▸ WORK TO DO
Count every line that includes the string "sunt" in the entries that follow. Nothing besides the number is needed.
▬▬▬▬▬▬
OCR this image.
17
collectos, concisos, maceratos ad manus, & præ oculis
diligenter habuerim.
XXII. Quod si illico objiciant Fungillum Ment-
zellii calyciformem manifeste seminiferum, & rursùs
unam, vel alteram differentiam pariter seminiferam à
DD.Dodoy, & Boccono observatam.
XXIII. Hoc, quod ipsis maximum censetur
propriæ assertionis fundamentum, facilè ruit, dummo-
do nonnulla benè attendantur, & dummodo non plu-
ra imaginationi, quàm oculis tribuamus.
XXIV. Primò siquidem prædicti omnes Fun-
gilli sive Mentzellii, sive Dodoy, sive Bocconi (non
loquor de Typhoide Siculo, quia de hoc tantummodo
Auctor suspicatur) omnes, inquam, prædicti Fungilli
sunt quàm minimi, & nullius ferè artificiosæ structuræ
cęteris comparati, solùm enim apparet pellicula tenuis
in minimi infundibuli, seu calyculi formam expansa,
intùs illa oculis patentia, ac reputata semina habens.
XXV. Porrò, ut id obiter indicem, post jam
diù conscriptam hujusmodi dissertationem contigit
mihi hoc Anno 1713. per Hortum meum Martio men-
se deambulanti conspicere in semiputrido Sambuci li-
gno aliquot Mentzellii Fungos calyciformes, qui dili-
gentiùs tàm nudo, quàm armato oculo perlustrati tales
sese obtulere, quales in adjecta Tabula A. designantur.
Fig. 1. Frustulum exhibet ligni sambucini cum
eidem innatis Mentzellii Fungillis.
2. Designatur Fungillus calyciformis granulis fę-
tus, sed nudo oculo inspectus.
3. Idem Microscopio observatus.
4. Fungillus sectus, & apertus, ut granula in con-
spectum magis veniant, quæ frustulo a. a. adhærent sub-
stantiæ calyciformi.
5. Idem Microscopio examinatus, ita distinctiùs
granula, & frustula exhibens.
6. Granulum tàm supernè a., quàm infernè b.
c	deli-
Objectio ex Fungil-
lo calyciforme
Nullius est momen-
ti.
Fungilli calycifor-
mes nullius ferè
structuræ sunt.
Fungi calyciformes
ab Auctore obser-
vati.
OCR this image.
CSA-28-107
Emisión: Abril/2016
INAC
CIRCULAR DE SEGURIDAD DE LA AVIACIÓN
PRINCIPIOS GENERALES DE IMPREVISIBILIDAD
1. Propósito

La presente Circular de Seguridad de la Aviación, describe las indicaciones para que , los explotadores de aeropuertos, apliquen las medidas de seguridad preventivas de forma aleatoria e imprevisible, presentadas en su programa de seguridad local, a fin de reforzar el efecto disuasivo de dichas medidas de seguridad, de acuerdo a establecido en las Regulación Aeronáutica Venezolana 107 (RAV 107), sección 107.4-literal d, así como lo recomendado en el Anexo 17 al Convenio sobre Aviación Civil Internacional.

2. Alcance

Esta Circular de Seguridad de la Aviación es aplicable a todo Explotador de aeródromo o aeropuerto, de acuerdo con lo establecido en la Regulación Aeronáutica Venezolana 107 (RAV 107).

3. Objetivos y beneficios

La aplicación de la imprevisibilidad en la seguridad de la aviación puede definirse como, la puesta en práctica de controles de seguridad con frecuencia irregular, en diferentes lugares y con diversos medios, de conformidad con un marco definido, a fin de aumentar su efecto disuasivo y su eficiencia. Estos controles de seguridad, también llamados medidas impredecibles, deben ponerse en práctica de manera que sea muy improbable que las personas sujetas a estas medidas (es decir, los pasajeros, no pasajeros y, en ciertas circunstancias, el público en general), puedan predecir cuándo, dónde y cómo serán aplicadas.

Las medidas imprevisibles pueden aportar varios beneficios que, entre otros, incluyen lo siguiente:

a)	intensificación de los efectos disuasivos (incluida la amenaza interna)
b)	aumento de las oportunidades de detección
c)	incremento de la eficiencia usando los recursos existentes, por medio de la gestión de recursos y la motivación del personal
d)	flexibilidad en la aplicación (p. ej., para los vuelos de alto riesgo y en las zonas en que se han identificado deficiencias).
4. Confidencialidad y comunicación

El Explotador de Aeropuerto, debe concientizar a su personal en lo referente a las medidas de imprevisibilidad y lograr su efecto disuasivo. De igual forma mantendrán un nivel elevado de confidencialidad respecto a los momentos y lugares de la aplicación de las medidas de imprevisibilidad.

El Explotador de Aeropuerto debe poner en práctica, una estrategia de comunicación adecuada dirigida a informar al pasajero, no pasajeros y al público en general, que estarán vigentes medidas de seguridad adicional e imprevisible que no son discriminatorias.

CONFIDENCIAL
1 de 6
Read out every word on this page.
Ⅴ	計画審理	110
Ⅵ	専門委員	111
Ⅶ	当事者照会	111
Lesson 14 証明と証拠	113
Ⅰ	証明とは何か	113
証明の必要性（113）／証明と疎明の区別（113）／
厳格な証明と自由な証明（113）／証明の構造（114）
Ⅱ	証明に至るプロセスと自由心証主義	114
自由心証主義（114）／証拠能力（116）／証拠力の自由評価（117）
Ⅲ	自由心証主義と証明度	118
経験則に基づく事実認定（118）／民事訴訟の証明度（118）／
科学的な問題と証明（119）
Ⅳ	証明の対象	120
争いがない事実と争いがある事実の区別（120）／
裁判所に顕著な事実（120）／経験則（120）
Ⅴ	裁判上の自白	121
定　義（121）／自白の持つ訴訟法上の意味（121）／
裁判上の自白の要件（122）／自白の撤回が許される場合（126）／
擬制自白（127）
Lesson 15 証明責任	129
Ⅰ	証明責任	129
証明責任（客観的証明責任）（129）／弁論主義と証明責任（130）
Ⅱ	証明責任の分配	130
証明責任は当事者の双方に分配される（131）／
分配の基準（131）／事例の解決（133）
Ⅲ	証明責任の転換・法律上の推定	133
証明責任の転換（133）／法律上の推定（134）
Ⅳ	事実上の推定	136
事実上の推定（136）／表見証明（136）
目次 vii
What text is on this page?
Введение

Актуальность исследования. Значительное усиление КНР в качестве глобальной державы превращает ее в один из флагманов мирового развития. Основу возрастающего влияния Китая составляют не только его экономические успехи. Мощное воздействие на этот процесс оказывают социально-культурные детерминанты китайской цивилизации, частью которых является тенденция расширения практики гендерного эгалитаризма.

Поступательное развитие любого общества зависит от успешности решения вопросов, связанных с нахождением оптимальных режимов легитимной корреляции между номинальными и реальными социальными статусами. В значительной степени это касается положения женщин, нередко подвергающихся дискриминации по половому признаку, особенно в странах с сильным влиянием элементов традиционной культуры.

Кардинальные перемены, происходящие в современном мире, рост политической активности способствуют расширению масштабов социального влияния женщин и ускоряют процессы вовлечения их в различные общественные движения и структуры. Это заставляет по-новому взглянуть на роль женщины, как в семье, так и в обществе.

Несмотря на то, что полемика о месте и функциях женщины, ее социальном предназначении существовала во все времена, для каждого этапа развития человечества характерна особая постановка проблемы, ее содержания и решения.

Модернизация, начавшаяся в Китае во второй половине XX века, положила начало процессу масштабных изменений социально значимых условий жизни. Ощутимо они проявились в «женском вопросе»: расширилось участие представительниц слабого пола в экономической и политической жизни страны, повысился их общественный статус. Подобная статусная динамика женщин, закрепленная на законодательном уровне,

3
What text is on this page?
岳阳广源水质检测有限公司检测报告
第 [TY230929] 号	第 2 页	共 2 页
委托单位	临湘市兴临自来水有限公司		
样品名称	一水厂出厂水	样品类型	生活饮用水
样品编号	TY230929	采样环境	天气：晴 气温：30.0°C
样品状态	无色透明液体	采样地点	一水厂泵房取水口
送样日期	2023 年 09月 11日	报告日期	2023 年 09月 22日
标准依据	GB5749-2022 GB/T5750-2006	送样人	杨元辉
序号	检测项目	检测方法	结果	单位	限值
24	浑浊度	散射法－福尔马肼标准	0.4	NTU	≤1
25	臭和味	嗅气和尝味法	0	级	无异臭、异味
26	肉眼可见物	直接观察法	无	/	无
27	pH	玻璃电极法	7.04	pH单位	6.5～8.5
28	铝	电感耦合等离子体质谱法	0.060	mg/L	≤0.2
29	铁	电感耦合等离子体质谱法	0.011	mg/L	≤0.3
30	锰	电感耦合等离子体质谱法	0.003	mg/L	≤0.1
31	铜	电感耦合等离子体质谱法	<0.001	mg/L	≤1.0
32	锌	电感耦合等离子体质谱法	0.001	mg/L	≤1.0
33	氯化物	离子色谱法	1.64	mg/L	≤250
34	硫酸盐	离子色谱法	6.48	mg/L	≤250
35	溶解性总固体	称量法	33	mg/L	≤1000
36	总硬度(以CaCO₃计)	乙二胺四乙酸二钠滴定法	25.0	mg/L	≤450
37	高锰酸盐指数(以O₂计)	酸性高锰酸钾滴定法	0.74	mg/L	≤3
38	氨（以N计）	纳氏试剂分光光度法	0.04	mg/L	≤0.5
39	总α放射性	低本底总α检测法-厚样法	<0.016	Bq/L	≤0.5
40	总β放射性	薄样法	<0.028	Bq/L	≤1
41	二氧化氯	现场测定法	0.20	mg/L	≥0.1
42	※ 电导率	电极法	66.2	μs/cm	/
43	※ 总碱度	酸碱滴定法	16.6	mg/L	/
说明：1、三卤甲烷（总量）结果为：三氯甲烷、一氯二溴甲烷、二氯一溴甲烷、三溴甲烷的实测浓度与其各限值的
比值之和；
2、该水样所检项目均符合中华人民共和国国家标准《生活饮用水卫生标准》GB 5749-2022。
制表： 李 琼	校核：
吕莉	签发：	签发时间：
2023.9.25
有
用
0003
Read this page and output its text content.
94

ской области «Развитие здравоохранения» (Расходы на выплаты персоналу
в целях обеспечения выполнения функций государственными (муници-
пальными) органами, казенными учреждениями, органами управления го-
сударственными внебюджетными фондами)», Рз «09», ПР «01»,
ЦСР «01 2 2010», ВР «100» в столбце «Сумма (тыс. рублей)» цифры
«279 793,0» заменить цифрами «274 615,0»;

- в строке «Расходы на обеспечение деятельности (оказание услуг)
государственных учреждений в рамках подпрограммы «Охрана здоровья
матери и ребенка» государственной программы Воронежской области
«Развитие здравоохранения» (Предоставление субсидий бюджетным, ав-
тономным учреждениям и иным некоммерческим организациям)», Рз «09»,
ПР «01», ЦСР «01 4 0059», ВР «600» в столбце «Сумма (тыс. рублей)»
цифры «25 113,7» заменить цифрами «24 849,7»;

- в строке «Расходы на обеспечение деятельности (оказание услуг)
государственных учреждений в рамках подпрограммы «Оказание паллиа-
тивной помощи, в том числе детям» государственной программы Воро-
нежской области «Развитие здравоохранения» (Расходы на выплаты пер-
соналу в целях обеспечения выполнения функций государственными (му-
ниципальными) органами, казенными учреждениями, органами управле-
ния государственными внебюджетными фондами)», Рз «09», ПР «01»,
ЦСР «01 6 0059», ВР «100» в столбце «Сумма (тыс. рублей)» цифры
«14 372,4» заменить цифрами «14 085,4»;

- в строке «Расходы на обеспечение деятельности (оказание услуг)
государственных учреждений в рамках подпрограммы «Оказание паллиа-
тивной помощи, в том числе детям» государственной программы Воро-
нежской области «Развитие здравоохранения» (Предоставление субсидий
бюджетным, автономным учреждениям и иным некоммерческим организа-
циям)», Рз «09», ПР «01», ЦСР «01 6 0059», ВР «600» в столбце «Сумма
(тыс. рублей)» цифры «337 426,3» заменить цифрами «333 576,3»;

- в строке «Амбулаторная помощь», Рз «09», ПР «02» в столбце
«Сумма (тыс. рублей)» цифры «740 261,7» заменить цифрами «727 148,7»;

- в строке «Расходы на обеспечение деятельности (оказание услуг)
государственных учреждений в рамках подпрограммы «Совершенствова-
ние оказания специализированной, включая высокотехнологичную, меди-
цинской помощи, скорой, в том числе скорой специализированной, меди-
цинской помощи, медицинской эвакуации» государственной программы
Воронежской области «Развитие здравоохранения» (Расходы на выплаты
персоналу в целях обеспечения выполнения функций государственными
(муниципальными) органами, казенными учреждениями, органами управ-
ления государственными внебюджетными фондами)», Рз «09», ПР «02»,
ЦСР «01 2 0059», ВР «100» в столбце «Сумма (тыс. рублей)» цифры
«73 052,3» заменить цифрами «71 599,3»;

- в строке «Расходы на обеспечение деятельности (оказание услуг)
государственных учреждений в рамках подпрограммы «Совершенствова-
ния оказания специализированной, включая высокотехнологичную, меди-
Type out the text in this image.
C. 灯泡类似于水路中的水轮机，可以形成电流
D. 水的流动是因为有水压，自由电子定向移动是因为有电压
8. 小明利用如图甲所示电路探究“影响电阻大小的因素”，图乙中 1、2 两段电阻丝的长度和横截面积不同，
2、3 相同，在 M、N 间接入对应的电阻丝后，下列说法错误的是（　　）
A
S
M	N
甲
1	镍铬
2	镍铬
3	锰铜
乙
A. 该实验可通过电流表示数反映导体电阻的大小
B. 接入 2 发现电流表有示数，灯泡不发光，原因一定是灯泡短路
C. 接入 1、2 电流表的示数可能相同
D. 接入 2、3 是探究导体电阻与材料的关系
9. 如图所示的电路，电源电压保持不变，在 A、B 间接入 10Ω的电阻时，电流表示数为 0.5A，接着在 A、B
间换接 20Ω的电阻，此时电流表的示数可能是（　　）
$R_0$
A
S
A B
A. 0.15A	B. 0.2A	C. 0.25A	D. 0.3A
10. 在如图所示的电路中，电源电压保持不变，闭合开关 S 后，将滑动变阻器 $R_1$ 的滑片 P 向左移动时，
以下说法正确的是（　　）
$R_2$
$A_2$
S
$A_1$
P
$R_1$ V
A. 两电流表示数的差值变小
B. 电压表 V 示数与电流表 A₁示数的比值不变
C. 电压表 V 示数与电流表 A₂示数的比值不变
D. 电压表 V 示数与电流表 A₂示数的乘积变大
▬▬▬▬▬▬
▸ FULL RESPONSE
2